### ENTRIES PROVIDED
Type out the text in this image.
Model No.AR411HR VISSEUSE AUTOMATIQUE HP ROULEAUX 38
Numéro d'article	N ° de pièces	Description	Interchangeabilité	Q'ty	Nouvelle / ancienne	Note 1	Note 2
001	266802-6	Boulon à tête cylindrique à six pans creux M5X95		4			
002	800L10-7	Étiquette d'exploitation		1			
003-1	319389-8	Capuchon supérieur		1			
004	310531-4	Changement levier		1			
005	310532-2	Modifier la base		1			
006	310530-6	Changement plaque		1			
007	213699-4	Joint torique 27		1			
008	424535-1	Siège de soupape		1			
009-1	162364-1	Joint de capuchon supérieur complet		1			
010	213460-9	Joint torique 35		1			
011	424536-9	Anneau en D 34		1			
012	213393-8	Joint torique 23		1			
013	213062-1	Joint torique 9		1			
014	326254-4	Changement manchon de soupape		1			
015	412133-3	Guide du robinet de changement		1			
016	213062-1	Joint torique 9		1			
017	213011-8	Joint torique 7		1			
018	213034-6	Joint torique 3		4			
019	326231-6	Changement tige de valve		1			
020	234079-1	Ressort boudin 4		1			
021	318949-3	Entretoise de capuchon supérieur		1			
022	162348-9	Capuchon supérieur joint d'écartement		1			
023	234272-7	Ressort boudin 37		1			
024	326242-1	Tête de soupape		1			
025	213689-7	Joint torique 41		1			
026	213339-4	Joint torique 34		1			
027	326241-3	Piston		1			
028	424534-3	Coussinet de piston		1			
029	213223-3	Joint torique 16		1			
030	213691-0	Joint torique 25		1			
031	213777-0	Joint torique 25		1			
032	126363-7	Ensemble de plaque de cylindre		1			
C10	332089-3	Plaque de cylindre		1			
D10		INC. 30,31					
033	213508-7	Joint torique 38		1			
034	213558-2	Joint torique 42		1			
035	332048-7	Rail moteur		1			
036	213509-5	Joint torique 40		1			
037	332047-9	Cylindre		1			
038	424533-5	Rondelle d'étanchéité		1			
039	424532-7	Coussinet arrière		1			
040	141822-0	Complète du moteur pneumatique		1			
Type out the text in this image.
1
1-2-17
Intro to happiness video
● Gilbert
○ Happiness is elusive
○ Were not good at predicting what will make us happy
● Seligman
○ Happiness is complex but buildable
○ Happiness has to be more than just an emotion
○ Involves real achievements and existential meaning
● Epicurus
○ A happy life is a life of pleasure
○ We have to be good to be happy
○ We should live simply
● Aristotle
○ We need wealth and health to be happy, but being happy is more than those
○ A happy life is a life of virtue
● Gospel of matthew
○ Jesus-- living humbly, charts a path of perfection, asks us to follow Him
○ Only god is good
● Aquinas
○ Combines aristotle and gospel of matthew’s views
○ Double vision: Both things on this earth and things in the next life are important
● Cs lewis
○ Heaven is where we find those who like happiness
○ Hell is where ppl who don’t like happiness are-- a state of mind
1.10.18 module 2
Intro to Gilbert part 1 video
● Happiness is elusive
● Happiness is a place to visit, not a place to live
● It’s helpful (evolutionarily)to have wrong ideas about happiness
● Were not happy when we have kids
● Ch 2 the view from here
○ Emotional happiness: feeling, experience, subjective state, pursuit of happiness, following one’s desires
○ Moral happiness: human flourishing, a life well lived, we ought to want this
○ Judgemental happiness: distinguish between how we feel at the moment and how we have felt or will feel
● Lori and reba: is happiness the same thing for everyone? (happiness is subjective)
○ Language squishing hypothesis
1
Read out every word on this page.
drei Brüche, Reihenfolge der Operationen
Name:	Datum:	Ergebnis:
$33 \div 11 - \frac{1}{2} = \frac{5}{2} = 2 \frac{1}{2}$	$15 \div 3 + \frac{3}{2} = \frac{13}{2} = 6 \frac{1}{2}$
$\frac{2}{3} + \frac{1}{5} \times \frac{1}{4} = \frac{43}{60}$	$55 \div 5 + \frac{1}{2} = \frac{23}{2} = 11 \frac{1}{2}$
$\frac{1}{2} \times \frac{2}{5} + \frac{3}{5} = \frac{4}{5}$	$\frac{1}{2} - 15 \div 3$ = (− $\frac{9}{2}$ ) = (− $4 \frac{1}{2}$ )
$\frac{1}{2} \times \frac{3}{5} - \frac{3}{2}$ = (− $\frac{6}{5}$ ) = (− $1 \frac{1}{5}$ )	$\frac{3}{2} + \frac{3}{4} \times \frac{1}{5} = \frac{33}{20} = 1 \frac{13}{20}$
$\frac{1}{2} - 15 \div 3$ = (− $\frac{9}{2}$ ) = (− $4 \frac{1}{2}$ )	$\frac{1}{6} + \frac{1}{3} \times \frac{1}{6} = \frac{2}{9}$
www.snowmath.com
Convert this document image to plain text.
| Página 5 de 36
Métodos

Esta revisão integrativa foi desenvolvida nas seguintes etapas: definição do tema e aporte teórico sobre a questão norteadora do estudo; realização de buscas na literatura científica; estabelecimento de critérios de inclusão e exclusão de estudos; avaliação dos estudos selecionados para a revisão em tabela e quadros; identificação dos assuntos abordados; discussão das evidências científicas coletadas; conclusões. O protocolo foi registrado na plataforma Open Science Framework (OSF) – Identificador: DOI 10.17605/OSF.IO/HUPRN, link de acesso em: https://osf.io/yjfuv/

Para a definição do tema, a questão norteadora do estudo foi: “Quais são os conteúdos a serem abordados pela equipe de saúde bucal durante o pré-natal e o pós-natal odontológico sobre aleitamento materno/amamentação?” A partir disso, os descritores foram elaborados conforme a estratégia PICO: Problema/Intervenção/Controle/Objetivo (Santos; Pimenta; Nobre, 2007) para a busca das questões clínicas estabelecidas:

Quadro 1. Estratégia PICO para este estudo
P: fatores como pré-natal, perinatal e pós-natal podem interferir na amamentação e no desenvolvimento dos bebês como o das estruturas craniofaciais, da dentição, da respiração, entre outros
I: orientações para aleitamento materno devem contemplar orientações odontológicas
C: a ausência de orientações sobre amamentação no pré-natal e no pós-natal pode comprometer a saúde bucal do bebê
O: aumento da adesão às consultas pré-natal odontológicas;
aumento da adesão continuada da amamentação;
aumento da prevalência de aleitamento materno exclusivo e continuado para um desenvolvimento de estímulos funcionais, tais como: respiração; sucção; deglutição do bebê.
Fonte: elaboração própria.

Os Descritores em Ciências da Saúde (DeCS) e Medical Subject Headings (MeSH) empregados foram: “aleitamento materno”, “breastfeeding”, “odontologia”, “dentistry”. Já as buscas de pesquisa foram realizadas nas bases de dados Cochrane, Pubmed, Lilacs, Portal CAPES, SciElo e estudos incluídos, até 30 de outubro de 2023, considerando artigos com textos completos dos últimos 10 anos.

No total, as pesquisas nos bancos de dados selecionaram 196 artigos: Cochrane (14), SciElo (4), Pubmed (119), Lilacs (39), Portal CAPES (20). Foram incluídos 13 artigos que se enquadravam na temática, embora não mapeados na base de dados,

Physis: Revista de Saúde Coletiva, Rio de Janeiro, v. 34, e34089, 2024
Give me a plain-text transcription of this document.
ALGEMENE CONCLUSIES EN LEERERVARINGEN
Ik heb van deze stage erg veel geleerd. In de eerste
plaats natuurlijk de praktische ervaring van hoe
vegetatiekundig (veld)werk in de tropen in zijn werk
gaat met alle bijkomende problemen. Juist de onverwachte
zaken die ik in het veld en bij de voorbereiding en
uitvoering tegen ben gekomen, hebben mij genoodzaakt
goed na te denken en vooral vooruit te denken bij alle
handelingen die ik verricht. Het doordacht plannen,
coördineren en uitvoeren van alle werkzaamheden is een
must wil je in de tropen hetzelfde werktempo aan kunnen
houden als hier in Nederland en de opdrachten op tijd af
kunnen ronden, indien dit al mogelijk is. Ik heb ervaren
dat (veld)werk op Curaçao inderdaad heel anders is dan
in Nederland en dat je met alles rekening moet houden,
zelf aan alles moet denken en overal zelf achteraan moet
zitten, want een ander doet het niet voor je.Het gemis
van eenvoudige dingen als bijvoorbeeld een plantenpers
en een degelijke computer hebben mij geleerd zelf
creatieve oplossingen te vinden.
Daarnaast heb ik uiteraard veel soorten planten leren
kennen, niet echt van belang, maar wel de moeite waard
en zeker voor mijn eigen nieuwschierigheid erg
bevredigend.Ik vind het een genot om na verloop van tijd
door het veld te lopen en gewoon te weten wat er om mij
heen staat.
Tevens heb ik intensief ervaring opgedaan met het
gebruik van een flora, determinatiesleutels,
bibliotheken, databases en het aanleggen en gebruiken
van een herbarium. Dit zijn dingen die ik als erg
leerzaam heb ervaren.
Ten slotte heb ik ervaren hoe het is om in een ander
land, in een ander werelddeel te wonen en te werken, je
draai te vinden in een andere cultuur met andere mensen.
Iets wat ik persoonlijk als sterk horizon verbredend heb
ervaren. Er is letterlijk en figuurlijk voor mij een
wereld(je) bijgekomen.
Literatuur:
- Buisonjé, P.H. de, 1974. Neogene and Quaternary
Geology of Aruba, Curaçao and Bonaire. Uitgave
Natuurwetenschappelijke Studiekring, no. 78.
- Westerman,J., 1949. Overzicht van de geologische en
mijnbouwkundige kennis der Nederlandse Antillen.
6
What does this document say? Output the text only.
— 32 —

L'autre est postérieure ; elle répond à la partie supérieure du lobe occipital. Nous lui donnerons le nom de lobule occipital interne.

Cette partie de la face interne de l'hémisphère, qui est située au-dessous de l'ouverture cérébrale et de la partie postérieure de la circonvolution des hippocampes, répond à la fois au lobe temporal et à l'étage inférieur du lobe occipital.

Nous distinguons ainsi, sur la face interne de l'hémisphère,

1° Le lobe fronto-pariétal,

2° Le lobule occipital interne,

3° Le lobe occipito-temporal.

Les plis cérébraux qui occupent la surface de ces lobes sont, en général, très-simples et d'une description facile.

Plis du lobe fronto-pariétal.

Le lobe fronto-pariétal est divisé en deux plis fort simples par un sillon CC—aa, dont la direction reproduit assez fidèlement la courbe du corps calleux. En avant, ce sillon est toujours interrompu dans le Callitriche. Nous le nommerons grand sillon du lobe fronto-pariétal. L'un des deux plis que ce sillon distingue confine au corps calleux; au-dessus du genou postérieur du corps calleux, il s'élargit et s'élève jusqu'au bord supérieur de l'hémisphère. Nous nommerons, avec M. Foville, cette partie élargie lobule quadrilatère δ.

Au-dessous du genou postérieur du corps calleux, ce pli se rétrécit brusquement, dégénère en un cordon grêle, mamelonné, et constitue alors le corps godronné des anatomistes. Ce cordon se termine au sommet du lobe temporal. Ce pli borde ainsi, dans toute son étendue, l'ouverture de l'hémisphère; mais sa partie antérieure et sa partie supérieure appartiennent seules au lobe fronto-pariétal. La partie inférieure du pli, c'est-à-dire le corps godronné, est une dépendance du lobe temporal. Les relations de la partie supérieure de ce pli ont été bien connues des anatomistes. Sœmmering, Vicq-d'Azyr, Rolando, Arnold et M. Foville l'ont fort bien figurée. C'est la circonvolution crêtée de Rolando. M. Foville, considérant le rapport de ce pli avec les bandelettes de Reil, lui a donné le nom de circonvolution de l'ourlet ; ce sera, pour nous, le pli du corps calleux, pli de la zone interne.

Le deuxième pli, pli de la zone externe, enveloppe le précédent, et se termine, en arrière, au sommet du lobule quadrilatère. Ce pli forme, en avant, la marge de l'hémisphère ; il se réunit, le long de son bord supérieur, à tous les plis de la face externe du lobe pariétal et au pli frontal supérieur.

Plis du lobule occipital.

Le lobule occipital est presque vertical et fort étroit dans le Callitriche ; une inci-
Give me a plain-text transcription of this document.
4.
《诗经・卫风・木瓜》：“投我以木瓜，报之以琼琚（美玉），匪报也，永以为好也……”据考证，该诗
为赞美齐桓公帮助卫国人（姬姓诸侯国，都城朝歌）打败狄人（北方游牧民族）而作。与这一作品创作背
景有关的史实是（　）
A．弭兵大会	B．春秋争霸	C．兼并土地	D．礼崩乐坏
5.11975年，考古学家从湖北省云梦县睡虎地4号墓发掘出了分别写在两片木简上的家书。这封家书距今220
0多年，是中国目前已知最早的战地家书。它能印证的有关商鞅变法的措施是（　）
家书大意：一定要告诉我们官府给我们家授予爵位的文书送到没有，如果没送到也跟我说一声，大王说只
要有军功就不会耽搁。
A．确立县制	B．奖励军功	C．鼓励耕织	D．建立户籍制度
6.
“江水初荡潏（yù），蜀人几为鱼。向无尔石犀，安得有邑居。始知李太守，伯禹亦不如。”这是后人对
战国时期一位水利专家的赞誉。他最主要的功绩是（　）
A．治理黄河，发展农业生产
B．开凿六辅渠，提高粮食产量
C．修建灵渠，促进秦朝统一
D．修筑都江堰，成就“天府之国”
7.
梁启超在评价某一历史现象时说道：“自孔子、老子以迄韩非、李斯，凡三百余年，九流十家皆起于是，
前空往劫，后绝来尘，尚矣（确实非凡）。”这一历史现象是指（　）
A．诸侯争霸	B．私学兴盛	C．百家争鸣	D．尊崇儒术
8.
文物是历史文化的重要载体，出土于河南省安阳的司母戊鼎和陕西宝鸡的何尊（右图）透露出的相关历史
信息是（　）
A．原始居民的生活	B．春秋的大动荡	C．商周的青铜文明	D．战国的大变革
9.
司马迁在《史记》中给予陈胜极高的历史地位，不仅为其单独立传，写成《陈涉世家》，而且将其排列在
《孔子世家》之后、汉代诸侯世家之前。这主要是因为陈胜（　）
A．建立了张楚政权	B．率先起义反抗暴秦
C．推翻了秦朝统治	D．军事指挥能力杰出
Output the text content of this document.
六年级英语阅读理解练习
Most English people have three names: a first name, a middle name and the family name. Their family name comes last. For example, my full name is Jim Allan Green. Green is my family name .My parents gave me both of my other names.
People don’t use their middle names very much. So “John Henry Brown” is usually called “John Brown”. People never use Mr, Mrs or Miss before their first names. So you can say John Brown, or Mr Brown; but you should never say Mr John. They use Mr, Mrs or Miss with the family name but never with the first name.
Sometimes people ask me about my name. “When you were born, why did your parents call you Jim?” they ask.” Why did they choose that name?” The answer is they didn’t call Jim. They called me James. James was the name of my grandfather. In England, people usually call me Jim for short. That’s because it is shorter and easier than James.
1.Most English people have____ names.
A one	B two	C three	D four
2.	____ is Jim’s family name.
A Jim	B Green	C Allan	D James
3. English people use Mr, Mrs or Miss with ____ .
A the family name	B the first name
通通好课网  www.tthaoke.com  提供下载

### WHAT IS NEEDED
Show the lines of the data that hold the word "boudin".

### SOLUTION
020	234079-1	Ressort boudin 4		1			
023	234272-7	Ressort boudin 37		1			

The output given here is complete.